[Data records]
-----
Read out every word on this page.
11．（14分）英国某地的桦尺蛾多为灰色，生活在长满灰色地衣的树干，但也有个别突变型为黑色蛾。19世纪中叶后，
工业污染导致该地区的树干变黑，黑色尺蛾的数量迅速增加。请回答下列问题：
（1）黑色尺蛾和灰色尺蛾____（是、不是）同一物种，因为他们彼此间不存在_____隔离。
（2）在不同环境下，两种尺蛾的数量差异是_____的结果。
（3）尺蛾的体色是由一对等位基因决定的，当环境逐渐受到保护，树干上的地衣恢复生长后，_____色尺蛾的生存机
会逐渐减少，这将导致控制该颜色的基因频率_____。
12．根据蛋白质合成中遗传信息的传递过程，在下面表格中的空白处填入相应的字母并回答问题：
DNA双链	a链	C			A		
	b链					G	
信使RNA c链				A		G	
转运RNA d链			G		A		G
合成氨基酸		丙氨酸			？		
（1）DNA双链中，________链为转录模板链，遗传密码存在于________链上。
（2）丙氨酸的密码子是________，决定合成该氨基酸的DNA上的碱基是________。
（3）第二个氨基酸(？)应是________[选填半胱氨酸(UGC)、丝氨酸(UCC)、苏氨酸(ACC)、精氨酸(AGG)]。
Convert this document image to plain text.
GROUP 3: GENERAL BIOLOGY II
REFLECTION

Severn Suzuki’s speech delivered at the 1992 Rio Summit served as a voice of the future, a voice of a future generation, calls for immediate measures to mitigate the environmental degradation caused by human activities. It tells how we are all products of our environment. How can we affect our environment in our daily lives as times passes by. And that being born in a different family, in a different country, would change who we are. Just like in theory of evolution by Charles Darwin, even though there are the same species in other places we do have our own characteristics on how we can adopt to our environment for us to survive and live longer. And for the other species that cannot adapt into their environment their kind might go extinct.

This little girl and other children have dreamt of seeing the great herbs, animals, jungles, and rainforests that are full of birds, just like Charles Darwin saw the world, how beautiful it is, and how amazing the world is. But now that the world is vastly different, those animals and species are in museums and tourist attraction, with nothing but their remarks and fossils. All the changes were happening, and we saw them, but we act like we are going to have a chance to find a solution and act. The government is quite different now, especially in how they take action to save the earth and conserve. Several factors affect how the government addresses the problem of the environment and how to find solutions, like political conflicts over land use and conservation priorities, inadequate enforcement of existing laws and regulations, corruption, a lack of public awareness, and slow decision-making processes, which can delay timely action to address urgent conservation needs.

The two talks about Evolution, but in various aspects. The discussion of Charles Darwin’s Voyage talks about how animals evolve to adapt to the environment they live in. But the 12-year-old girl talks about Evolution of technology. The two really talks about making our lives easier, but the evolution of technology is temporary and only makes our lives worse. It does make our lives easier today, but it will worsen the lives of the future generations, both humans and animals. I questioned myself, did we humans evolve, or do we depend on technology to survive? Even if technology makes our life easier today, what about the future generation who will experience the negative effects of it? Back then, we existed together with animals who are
-----
#### Stated exercise:
Reproduce every record, matching each line exactly.

#### Result for this exercise:
Read out every word on this page.
11．（14分）英国某地的桦尺蛾多为灰色，生活在长满灰色地衣的树干，但也有个别突变型为黑色蛾。19世纪中叶后，
工业污染导致该地区的树干变黑，黑色尺蛾的数量迅速增加。请回答下列问题：
（1）黑色尺蛾和灰色尺蛾____（是、不是）同一物种，因为他们彼此间不存在_____隔离。
（2）在不同环境下，两种尺蛾的数量差异是_____的结果。
（3）尺蛾的体色是由一对等位基因决定的，当环境逐渐受到保护，树干上的地衣恢复生长后，_____色尺蛾的生存机
会逐渐减少，这将导致控制该颜色的基因频率_____。
12．根据蛋白质合成中遗传信息的传递过程，在下面表格中的空白处填入相应的字母并回答问题：
DNA双链	a链	C			A		
	b链					G	
信使RNA c链				A		G	
转运RNA d链			G		A		G
合成氨基酸		丙氨酸			？		
（1）DNA双链中，________链为转录模板链，遗传密码存在于________链上。
（2）丙氨酸的密码子是________，决定合成该氨基酸的DNA上的碱基是________。
（3）第二个氨基酸(？)应是________[选填半胱氨酸(UGC)、丝氨酸(UCC)、苏氨酸(ACC)、精氨酸(AGG)]。
Convert this document image to plain text.
GROUP 3: GENERAL BIOLOGY II
REFLECTION

Severn Suzuki’s speech delivered at the 1992 Rio Summit served as a voice of the future, a voice of a future generation, calls for immediate measures to mitigate the environmental degradation caused by human activities. It tells how we are all products of our environment. How can we affect our environment in our daily lives as times passes by. And that being born in a different family, in a different country, would change who we are. Just like in theory of evolution by Charles Darwin, even though there are the same species in other places we do have our own characteristics on how we can adopt to our environment for us to survive and live longer. And for the other species that cannot adapt into their environment their kind might go extinct.

This little girl and other children have dreamt of seeing the great herbs, animals, jungles, and rainforests that are full of birds, just like Charles Darwin saw the world, how beautiful it is, and how amazing the world is. But now that the world is vastly different, those animals and species are in museums and tourist attraction, with nothing but their remarks and fossils. All the changes were happening, and we saw them, but we act like we are going to have a chance to find a solution and act. The government is quite different now, especially in how they take action to save the earth and conserve. Several factors affect how the government addresses the problem of the environment and how to find solutions, like political conflicts over land use and conservation priorities, inadequate enforcement of existing laws and regulations, corruption, a lack of public awareness, and slow decision-making processes, which can delay timely action to address urgent conservation needs.

The two talks about Evolution, but in various aspects. The discussion of Charles Darwin’s Voyage talks about how animals evolve to adapt to the environment they live in. But the 12-year-old girl talks about Evolution of technology. The two really talks about making our lives easier, but the evolution of technology is temporary and only makes our lives worse. It does make our lives easier today, but it will worsen the lives of the future generations, both humans and animals. I questioned myself, did we humans evolve, or do we depend on technology to survive? Even if technology makes our life easier today, what about the future generation who will experience the negative effects of it? Back then, we existed together with animals who are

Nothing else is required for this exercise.